[BEGIN]

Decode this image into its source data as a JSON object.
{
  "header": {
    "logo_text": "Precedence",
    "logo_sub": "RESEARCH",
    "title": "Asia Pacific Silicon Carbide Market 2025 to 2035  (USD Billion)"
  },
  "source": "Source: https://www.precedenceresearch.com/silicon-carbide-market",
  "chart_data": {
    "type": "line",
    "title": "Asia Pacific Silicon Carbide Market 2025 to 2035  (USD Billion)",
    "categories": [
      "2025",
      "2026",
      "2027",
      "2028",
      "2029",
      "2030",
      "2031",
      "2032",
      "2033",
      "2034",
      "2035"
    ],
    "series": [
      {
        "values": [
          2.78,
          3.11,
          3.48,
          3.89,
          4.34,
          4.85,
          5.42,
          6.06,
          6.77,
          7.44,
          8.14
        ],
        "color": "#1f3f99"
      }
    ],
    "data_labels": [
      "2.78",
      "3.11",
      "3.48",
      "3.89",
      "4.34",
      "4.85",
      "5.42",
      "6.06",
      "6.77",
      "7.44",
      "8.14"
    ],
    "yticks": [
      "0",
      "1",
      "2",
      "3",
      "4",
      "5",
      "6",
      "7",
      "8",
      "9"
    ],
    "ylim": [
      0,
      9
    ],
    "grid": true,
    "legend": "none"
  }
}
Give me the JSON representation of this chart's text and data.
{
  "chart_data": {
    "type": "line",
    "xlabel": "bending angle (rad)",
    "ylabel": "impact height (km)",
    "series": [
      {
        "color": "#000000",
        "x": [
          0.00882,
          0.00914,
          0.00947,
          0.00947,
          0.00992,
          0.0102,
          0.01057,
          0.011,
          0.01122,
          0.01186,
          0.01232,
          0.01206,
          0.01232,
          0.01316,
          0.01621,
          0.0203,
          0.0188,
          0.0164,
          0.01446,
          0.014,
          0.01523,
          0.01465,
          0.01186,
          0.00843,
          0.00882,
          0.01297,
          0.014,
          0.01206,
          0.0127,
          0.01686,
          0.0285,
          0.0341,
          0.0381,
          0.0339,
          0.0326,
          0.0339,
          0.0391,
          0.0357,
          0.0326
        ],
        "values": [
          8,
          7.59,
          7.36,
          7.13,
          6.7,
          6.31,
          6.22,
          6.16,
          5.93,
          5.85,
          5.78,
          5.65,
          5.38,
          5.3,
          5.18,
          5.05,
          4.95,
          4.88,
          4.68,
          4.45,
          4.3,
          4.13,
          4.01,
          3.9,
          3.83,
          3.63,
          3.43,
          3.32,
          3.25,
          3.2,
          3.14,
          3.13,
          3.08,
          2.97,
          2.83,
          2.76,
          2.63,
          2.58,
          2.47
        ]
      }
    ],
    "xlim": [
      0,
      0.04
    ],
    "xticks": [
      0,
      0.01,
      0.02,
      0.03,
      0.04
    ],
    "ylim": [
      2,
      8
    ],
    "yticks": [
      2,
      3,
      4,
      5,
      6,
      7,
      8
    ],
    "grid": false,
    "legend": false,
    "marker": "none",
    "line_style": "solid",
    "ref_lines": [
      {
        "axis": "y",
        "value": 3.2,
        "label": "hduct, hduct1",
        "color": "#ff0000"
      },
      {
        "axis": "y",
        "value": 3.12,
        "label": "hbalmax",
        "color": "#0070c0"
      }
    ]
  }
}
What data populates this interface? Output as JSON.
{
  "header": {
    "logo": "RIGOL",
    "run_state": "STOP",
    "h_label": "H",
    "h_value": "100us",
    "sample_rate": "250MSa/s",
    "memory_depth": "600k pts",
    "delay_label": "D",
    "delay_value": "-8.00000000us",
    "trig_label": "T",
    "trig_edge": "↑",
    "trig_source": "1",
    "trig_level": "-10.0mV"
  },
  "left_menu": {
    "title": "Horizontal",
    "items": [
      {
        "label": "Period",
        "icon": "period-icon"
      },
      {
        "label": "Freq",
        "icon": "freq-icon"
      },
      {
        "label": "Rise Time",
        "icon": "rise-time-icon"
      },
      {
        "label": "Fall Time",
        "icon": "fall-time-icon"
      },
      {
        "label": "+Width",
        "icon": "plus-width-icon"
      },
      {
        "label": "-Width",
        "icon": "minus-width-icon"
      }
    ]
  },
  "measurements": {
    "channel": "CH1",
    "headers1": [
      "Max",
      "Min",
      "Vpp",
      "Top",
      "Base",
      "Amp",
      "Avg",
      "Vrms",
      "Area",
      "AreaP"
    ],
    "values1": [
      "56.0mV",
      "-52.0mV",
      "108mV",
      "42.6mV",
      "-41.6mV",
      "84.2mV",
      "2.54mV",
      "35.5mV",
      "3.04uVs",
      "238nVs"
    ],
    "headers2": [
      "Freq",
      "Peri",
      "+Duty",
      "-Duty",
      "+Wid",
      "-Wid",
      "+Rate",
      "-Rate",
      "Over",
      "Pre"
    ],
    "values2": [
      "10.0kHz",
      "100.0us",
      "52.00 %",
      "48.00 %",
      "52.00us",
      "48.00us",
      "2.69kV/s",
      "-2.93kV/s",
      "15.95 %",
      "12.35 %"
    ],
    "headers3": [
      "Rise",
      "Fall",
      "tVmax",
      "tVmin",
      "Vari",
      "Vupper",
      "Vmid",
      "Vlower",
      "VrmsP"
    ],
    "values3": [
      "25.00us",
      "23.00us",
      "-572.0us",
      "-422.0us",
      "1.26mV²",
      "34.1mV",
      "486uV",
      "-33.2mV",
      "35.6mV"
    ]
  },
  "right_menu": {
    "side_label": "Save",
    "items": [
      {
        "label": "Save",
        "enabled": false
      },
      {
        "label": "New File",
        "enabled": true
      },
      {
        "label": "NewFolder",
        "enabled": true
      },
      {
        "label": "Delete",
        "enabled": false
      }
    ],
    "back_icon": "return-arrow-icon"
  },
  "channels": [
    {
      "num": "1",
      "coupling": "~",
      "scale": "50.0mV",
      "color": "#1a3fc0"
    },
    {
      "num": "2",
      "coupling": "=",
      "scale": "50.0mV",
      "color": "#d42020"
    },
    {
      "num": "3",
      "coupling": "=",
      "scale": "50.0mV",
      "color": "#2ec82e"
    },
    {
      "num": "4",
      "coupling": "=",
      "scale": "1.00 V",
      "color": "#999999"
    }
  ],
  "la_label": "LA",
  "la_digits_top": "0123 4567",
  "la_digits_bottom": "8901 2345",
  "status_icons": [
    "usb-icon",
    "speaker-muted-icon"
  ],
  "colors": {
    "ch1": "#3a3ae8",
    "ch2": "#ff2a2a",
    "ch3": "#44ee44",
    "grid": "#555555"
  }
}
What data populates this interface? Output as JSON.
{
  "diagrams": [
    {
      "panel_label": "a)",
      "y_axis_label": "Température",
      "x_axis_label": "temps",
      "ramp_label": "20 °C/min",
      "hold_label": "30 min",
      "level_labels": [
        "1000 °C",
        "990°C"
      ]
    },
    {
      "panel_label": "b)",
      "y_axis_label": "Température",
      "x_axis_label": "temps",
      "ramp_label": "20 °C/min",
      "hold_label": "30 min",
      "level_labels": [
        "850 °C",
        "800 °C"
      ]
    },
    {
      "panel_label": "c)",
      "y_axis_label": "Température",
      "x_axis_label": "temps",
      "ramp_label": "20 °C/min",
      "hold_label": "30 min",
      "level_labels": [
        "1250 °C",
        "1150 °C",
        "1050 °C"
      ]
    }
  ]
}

[END]

Aim:
Write out all the records above again, exactly as they stand.

Right answer:
Decode this image into its source data as a JSON object.
{
  "header": {
    "logo_text": "Precedence",
    "logo_sub": "RESEARCH",
    "title": "Asia Pacific Silicon Carbide Market 2025 to 2035  (USD Billion)"
  },
  "source": "Source: https://www.precedenceresearch.com/silicon-carbide-market",
  "chart_data": {
    "type": "line",
    "title": "Asia Pacific Silicon Carbide Market 2025 to 2035  (USD Billion)",
    "categories": [
      "2025",
      "2026",
      "2027",
      "2028",
      "2029",
      "2030",
      "2031",
      "2032",
      "2033",
      "2034",
      "2035"
    ],
    "series": [
      {
        "values": [
          2.78,
          3.11,
          3.48,
          3.89,
          4.34,
          4.85,
          5.42,
          6.06,
          6.77,
          7.44,
          8.14
        ],
        "color": "#1f3f99"
      }
    ],
    "data_labels": [
      "2.78",
      "3.11",
      "3.48",
      "3.89",
      "4.34",
      "4.85",
      "5.42",
      "6.06",
      "6.77",
      "7.44",
      "8.14"
    ],
    "yticks": [
      "0",
      "1",
      "2",
      "3",
      "4",
      "5",
      "6",
      "7",
      "8",
      "9"
    ],
    "ylim": [
      0,
      9
    ],
    "grid": true,
    "legend": "none"
  }
}
Give me the JSON representation of this chart's text and data.
{
  "chart_data": {
    "type": "line",
    "xlabel": "bending angle (rad)",
    "ylabel": "impact height (km)",
    "series": [
      {
        "color": "#000000",
        "x": [
          0.00882,
          0.00914,
          0.00947,
          0.00947,
          0.00992,
          0.0102,
          0.01057,
          0.011,
          0.01122,
          0.01186,
          0.01232,
          0.01206,
          0.01232,
          0.01316,
          0.01621,
          0.0203,
          0.0188,
          0.0164,
          0.01446,
          0.014,
          0.01523,
          0.01465,
          0.01186,
          0.00843,
          0.00882,
          0.01297,
          0.014,
          0.01206,
          0.0127,
          0.01686,
          0.0285,
          0.0341,
          0.0381,
          0.0339,
          0.0326,
          0.0339,
          0.0391,
          0.0357,
          0.0326
        ],
        "values": [
          8,
          7.59,
          7.36,
          7.13,
          6.7,
          6.31,
          6.22,
          6.16,
          5.93,
          5.85,
          5.78,
          5.65,
          5.38,
          5.3,
          5.18,
          5.05,
          4.95,
          4.88,
          4.68,
          4.45,
          4.3,
          4.13,
          4.01,
          3.9,
          3.83,
          3.63,
          3.43,
          3.32,
          3.25,
          3.2,
          3.14,
          3.13,
          3.08,
          2.97,
          2.83,
          2.76,
          2.63,
          2.58,
          2.47
        ]
      }
    ],
    "xlim": [
      0,
      0.04
    ],
    "xticks": [
      0,
      0.01,
      0.02,
      0.03,
      0.04
    ],
    "ylim": [
      2,
      8
    ],
    "yticks": [
      2,
      3,
      4,
      5,
      6,
      7,
      8
    ],
    "grid": false,
    "legend": false,
    "marker": "none",
    "line_style": "solid",
    "ref_lines": [
      {
        "axis": "y",
        "value": 3.2,
        "label": "hduct, hduct1",
        "color": "#ff0000"
      },
      {
        "axis": "y",
        "value": 3.12,
        "label": "hbalmax",
        "color": "#0070c0"
      }
    ]
  }
}
What data populates this interface? Output as JSON.
{
  "header": {
    "logo": "RIGOL",
    "run_state": "STOP",
    "h_label": "H",
    "h_value": "100us",
    "sample_rate": "250MSa/s",
    "memory_depth": "600k pts",
    "delay_label": "D",
    "delay_value": "-8.00000000us",
    "trig_label": "T",
    "trig_edge": "↑",
    "trig_source": "1",
    "trig_level": "-10.0mV"
  },
  "left_menu": {
    "title": "Horizontal",
    "items": [
      {
        "label": "Period",
        "icon": "period-icon"
      },
      {
        "label": "Freq",
        "icon": "freq-icon"
      },
      {
        "label": "Rise Time",
        "icon": "rise-time-icon"
      },
      {
        "label": "Fall Time",
        "icon": "fall-time-icon"
      },
      {
        "label": "+Width",
        "icon": "plus-width-icon"
      },
      {
        "label": "-Width",
        "icon": "minus-width-icon"
      }
    ]
  },
  "measurements": {
    "channel": "CH1",
    "headers1": [
      "Max",
      "Min",
      "Vpp",
      "Top",
      "Base",
      "Amp",
      "Avg",
      "Vrms",
      "Area",
      "AreaP"
    ],
    "values1": [
      "56.0mV",
      "-52.0mV",
      "108mV",
      "42.6mV",
      "-41.6mV",
      "84.2mV",
      "2.54mV",
      "35.5mV",
      "3.04uVs",
      "238nVs"
    ],
    "headers2": [
      "Freq",
      "Peri",
      "+Duty",
      "-Duty",
      "+Wid",
      "-Wid",
      "+Rate",
      "-Rate",
      "Over",
      "Pre"
    ],
    "values2": [
      "10.0kHz",
      "100.0us",
      "52.00 %",
      "48.00 %",
      "52.00us",
      "48.00us",
      "2.69kV/s",
      "-2.93kV/s",
      "15.95 %",
      "12.35 %"
    ],
    "headers3": [
      "Rise",
      "Fall",
      "tVmax",
      "tVmin",
      "Vari",
      "Vupper",
      "Vmid",
      "Vlower",
      "VrmsP"
    ],
    "values3": [
      "25.00us",
      "23.00us",
      "-572.0us",
      "-422.0us",
      "1.26mV²",
      "34.1mV",
      "486uV",
      "-33.2mV",
      "35.6mV"
    ]
  },
  "right_menu": {
    "side_label": "Save",
    "items": [
      {
        "label": "Save",
        "enabled": false
      },
      {
        "label": "New File",
        "enabled": true
      },
      {
        "label": "NewFolder",
        "enabled": true
      },
      {
        "label": "Delete",
        "enabled": false
      }
    ],
    "back_icon": "return-arrow-icon"
  },
  "channels": [
    {
      "num": "1",
      "coupling": "~",
      "scale": "50.0mV",
      "color": "#1a3fc0"
    },
    {
      "num": "2",
      "coupling": "=",
      "scale": "50.0mV",
      "color": "#d42020"
    },
    {
      "num": "3",
      "coupling": "=",
      "scale": "50.0mV",
      "color": "#2ec82e"
    },
    {
      "num": "4",
      "coupling": "=",
      "scale": "1.00 V",
      "color": "#999999"
    }
  ],
  "la_label": "LA",
  "la_digits_top": "0123 4567",
  "la_digits_bottom": "8901 2345",
  "status_icons": [
    "usb-icon",
    "speaker-muted-icon"
  ],
  "colors": {
    "ch1": "#3a3ae8",
    "ch2": "#ff2a2a",
    "ch3": "#44ee44",
    "grid": "#555555"
  }
}
What data populates this interface? Output as JSON.
{
  "diagrams": [
    {
      "panel_label": "a)",
      "y_axis_label": "Température",
      "x_axis_label": "temps",
      "ramp_label": "20 °C/min",
      "hold_label": "30 min",
      "level_labels": [
        "1000 °C",
        "990°C"
      ]
    },
    {
      "panel_label": "b)",
      "y_axis_label": "Température",
      "x_axis_label": "temps",
      "ramp_label": "20 °C/min",
      "hold_label": "30 min",
      "level_labels": [
        "850 °C",
        "800 °C"
      ]
    },
    {
      "panel_label": "c)",
      "y_axis_label": "Température",
      "x_axis_label": "temps",
      "ramp_label": "20 °C/min",
      "hold_label": "30 min",
      "level_labels": [
        "1250 °C",
        "1150 °C",
        "1050 °C"
      ]
    }
  ]
}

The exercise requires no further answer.